*Task to carry out*: Across the entries below, how many lines contain the string "lower"? Give only the count.

[Figure collection entries]
————

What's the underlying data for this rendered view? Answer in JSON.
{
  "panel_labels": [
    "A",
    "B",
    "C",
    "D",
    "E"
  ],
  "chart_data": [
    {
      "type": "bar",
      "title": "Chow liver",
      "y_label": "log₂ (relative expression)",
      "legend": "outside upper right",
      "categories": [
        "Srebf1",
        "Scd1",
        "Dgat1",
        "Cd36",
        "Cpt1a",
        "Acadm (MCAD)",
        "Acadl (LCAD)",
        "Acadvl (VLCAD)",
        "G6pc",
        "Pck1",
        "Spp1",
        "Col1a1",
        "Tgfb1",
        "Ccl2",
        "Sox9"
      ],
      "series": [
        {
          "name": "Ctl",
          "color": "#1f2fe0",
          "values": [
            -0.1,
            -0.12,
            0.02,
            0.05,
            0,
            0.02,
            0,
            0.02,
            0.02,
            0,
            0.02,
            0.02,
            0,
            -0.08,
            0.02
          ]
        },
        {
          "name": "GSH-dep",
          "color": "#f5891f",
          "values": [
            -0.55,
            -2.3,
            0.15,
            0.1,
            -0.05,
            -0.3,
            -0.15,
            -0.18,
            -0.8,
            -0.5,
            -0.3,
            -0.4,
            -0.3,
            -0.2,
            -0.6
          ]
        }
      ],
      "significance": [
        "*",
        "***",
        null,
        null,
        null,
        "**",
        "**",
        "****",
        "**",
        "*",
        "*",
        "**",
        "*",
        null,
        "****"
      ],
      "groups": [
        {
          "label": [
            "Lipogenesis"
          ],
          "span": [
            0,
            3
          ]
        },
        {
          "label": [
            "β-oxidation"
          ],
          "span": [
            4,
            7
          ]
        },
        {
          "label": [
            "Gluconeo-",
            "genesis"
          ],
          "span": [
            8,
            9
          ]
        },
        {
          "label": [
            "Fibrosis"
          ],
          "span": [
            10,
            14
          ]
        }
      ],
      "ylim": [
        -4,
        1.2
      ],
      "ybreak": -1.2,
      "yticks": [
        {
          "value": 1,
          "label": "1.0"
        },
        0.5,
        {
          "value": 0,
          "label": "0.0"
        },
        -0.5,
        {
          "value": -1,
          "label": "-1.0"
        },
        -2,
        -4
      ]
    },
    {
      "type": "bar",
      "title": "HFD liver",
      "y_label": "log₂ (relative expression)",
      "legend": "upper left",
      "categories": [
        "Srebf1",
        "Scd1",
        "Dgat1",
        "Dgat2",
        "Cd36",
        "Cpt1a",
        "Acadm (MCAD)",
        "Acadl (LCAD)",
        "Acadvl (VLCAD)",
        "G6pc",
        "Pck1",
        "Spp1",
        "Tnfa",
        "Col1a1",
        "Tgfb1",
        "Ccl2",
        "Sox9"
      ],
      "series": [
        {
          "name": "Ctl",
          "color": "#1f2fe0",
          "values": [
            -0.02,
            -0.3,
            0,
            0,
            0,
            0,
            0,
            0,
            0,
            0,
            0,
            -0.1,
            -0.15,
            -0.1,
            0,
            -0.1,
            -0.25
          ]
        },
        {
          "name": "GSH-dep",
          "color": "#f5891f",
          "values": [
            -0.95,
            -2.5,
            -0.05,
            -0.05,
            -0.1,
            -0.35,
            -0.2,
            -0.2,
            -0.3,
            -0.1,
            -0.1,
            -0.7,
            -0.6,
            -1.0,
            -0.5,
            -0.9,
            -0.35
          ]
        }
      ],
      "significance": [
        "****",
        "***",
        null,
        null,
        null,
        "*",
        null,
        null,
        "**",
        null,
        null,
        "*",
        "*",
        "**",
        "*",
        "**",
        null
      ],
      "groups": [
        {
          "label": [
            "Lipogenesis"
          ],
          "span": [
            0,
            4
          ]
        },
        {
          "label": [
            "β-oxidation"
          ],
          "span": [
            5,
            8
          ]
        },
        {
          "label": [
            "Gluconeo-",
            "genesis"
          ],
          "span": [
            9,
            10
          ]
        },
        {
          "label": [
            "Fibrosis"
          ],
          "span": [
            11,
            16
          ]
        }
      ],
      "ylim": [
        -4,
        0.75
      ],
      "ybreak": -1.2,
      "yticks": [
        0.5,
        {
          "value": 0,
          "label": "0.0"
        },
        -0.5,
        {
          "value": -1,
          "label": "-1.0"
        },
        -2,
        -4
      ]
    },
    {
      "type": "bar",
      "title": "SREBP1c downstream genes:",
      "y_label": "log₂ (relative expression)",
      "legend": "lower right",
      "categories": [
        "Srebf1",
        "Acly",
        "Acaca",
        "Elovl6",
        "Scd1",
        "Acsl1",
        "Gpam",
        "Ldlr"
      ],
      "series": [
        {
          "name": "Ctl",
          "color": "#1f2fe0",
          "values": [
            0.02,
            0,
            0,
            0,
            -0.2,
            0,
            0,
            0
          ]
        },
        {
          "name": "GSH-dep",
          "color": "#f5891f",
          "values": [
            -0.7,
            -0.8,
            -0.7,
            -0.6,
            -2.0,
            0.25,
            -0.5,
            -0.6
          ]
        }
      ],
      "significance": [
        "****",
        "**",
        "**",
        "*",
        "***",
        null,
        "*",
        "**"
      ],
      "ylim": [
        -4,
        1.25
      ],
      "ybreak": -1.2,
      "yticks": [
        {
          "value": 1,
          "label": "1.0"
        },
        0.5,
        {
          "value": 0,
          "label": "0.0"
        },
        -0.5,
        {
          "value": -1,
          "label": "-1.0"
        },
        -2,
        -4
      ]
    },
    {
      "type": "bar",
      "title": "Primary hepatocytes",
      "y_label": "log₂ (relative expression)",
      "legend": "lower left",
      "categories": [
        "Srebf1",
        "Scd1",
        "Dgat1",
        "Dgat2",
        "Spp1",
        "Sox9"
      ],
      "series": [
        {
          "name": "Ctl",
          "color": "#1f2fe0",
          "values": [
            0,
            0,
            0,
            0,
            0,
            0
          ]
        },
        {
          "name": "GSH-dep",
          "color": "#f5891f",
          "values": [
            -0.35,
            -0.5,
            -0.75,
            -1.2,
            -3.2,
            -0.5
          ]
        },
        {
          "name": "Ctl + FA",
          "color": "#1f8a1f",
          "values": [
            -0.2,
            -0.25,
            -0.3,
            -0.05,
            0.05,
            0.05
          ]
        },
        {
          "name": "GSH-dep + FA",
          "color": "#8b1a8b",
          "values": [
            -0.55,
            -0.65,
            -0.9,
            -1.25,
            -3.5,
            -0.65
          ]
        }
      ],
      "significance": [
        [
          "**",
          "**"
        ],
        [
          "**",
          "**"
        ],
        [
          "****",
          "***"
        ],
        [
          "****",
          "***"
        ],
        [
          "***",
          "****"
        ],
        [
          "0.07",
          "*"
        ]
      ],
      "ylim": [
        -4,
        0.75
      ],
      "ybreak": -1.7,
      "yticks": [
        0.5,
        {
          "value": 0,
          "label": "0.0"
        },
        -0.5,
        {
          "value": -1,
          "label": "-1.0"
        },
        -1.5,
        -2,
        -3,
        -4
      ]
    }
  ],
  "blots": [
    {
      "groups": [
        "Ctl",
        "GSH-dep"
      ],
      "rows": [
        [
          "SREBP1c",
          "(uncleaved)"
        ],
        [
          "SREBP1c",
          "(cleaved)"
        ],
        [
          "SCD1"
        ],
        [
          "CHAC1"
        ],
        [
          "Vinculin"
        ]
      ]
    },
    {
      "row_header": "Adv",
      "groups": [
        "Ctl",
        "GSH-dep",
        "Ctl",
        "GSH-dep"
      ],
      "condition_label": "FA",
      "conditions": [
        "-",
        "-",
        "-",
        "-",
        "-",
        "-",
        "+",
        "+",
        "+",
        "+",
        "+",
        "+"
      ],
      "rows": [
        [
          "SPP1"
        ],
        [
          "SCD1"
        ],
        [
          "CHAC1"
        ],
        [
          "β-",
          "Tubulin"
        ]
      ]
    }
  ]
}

————

*Response for this exercise*: 2